- Work to complete
Drop the images; return everything else in the listing below exactly.

- Exercise material
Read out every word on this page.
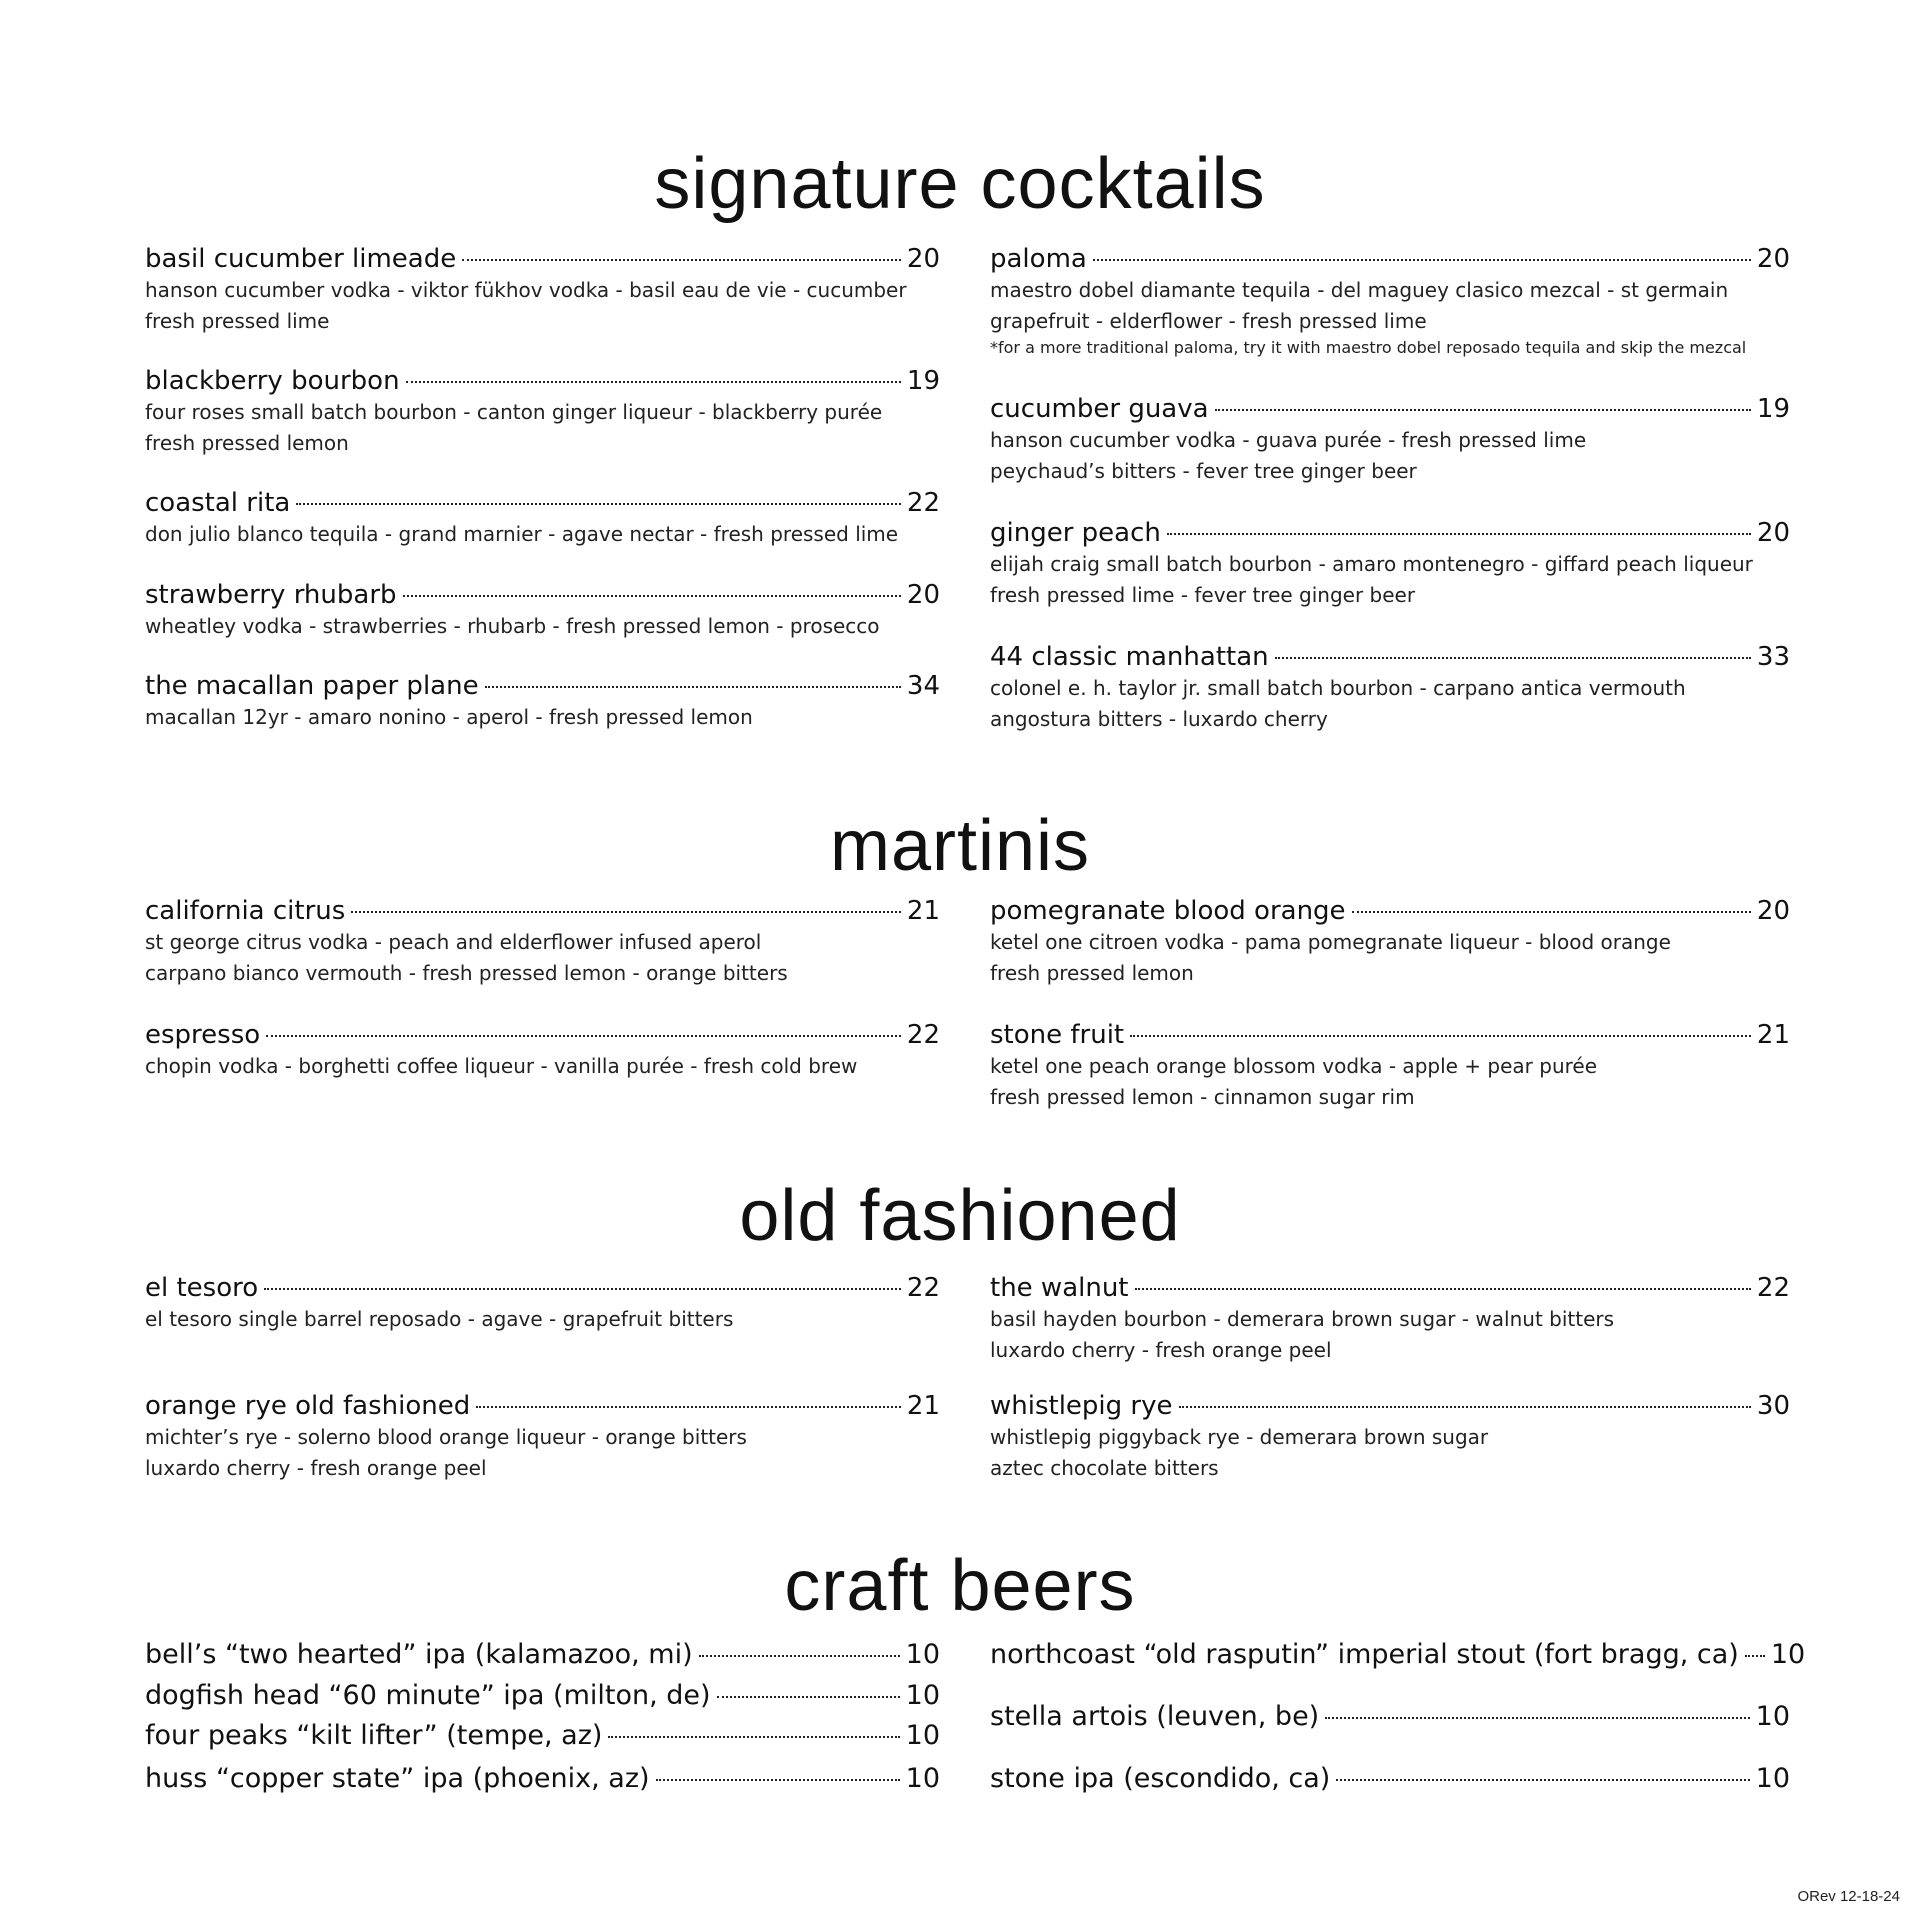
signature cocktails
basil cucumber limeade	20
hanson cucumber vodka - viktor fükhov vodka - basil eau de vie - cucumber
fresh pressed lime
blackberry bourbon	19
four roses small batch bourbon - canton ginger liqueur - blackberry purée
fresh pressed lemon
coastal rita	22
don julio blanco tequila - grand marnier - agave nectar - fresh pressed lime
strawberry rhubarb	20
wheatley vodka - strawberries - rhubarb - fresh pressed lemon - prosecco
the macallan paper plane	34
macallan 12yr - amaro nonino - aperol - fresh pressed lemon
paloma	20
maestro dobel diamante tequila - del maguey clasico mezcal - st germain
grapefruit - elderflower - fresh pressed lime
*for a more traditional paloma, try it with maestro dobel reposado tequila and skip the mezcal
cucumber guava	19
hanson cucumber vodka - guava purée - fresh pressed lime
peychaud’s bitters - fever tree ginger beer
ginger peach	20
elijah craig small batch bourbon - amaro montenegro - giffard peach liqueur
fresh pressed lime - fever tree ginger beer
44 classic manhattan	33
colonel e. h. taylor jr. small batch bourbon - carpano antica vermouth
angostura bitters - luxardo cherry
martinis
california citrus	21
st george citrus vodka - peach and elderflower infused aperol
carpano bianco vermouth - fresh pressed lemon - orange bitters
espresso	22
chopin vodka - borghetti coffee liqueur - vanilla purée - fresh cold brew
pomegranate blood orange	20
ketel one citroen vodka - pama pomegranate liqueur - blood orange
fresh pressed lemon
stone fruit	21
ketel one peach orange blossom vodka - apple + pear purée
fresh pressed lemon - cinnamon sugar rim
old fashioned
el tesoro	22
el tesoro single barrel reposado - agave - grapefruit bitters
orange rye old fashioned	21
michter’s rye - solerno blood orange liqueur - orange bitters
luxardo cherry - fresh orange peel
the walnut	22
basil hayden bourbon - demerara brown sugar - walnut bitters
luxardo cherry - fresh orange peel
whistlepig rye	30
whistlepig piggyback rye - demerara brown sugar
aztec chocolate bitters
craft beers
bell’s “two hearted” ipa (kalamazoo, mi)	10
dogfish head “60 minute” ipa (milton, de)	10
four peaks “kilt lifter” (tempe, az)	10
huss “copper state” ipa (phoenix, az)	10
northcoast “old rasputin” imperial stout (fort bragg, ca) 10
stella artois (leuven, be)	10
stone ipa (escondido, ca)	10
ORev 12-18-24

- Solved problem
Read out every word on this page.
signature cocktails
basil cucumber limeade	20
hanson cucumber vodka - viktor fükhov vodka - basil eau de vie - cucumber
fresh pressed lime
blackberry bourbon	19
four roses small batch bourbon - canton ginger liqueur - blackberry purée
fresh pressed lemon
coastal rita	22
don julio blanco tequila - grand marnier - agave nectar - fresh pressed lime
strawberry rhubarb	20
wheatley vodka - strawberries - rhubarb - fresh pressed lemon - prosecco
the macallan paper plane	34
macallan 12yr - amaro nonino - aperol - fresh pressed lemon
paloma	20
maestro dobel diamante tequila - del maguey clasico mezcal - st germain
grapefruit - elderflower - fresh pressed lime
*for a more traditional paloma, try it with maestro dobel reposado tequila and skip the mezcal
cucumber guava	19
hanson cucumber vodka - guava purée - fresh pressed lime
peychaud’s bitters - fever tree ginger beer
ginger peach	20
elijah craig small batch bourbon - amaro montenegro - giffard peach liqueur
fresh pressed lime - fever tree ginger beer
44 classic manhattan	33
colonel e. h. taylor jr. small batch bourbon - carpano antica vermouth
angostura bitters - luxardo cherry
martinis
california citrus	21
st george citrus vodka - peach and elderflower infused aperol
carpano bianco vermouth - fresh pressed lemon - orange bitters
espresso	22
chopin vodka - borghetti coffee liqueur - vanilla purée - fresh cold brew
pomegranate blood orange	20
ketel one citroen vodka - pama pomegranate liqueur - blood orange
fresh pressed lemon
stone fruit	21
ketel one peach orange blossom vodka - apple + pear purée
fresh pressed lemon - cinnamon sugar rim
old fashioned
el tesoro	22
el tesoro single barrel reposado - agave - grapefruit bitters
orange rye old fashioned	21
michter’s rye - solerno blood orange liqueur - orange bitters
luxardo cherry - fresh orange peel
the walnut	22
basil hayden bourbon - demerara brown sugar - walnut bitters
luxardo cherry - fresh orange peel
whistlepig rye	30
whistlepig piggyback rye - demerara brown sugar
aztec chocolate bitters
craft beers
bell’s “two hearted” ipa (kalamazoo, mi)	10
dogfish head “60 minute” ipa (milton, de)	10
four peaks “kilt lifter” (tempe, az)	10
huss “copper state” ipa (phoenix, az)	10
northcoast “old rasputin” imperial stout (fort bragg, ca) 10
stella artois (leuven, be)	10
stone ipa (escondido, ca)	10
ORev 12-18-24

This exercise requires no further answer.